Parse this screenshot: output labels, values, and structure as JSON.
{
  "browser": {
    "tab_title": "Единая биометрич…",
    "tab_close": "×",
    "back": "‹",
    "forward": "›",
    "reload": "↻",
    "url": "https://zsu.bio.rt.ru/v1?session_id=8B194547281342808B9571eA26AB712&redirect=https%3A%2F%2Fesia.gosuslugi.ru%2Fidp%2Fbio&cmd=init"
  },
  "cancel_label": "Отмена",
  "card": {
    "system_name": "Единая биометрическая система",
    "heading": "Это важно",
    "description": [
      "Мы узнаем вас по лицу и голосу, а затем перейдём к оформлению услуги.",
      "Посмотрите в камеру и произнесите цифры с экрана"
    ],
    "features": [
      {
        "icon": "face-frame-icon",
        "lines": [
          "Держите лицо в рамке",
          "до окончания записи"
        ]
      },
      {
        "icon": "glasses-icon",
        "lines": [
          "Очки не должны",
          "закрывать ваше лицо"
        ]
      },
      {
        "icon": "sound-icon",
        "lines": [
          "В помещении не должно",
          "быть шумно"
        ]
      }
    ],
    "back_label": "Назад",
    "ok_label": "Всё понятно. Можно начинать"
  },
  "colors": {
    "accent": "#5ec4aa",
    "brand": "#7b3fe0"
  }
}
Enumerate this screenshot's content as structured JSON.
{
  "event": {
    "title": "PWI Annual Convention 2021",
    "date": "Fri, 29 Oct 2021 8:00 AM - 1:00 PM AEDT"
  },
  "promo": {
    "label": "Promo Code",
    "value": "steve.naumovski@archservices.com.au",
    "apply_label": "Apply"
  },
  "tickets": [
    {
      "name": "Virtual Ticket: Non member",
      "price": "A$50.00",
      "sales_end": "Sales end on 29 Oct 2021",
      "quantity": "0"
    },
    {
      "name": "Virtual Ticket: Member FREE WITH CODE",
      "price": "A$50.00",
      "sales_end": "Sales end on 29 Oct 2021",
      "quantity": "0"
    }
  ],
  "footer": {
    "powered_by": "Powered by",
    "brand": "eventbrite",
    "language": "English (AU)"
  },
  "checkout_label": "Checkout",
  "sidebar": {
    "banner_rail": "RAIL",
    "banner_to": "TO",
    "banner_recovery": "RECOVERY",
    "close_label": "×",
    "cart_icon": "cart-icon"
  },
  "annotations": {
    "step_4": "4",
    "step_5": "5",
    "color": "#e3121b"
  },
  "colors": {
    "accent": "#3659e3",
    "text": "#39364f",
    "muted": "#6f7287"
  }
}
* * * * *
▶ _Short problem_: All of the entries above must be quoted exactly.

▶ _Written response_:
Parse this screenshot: output labels, values, and structure as JSON.
{
  "browser": {
    "tab_title": "Единая биометрич…",
    "tab_close": "×",
    "back": "‹",
    "forward": "›",
    "reload": "↻",
    "url": "https://zsu.bio.rt.ru/v1?session_id=8B194547281342808B9571eA26AB712&redirect=https%3A%2F%2Fesia.gosuslugi.ru%2Fidp%2Fbio&cmd=init"
  },
  "cancel_label": "Отмена",
  "card": {
    "system_name": "Единая биометрическая система",
    "heading": "Это важно",
    "description": [
      "Мы узнаем вас по лицу и голосу, а затем перейдём к оформлению услуги.",
      "Посмотрите в камеру и произнесите цифры с экрана"
    ],
    "features": [
      {
        "icon": "face-frame-icon",
        "lines": [
          "Держите лицо в рамке",
          "до окончания записи"
        ]
      },
      {
        "icon": "glasses-icon",
        "lines": [
          "Очки не должны",
          "закрывать ваше лицо"
        ]
      },
      {
        "icon": "sound-icon",
        "lines": [
          "В помещении не должно",
          "быть шумно"
        ]
      }
    ],
    "back_label": "Назад",
    "ok_label": "Всё понятно. Можно начинать"
  },
  "colors": {
    "accent": "#5ec4aa",
    "brand": "#7b3fe0"
  }
}
Enumerate this screenshot's content as structured JSON.
{
  "event": {
    "title": "PWI Annual Convention 2021",
    "date": "Fri, 29 Oct 2021 8:00 AM - 1:00 PM AEDT"
  },
  "promo": {
    "label": "Promo Code",
    "value": "steve.naumovski@archservices.com.au",
    "apply_label": "Apply"
  },
  "tickets": [
    {
      "name": "Virtual Ticket: Non member",
      "price": "A$50.00",
      "sales_end": "Sales end on 29 Oct 2021",
      "quantity": "0"
    },
    {
      "name": "Virtual Ticket: Member FREE WITH CODE",
      "price": "A$50.00",
      "sales_end": "Sales end on 29 Oct 2021",
      "quantity": "0"
    }
  ],
  "footer": {
    "powered_by": "Powered by",
    "brand": "eventbrite",
    "language": "English (AU)"
  },
  "checkout_label": "Checkout",
  "sidebar": {
    "banner_rail": "RAIL",
    "banner_to": "TO",
    "banner_recovery": "RECOVERY",
    "close_label": "×",
    "cart_icon": "cart-icon"
  },
  "annotations": {
    "step_4": "4",
    "step_5": "5",
    "color": "#e3121b"
  },
  "colors": {
    "accent": "#3659e3",
    "text": "#39364f",
    "muted": "#6f7287"
  }
}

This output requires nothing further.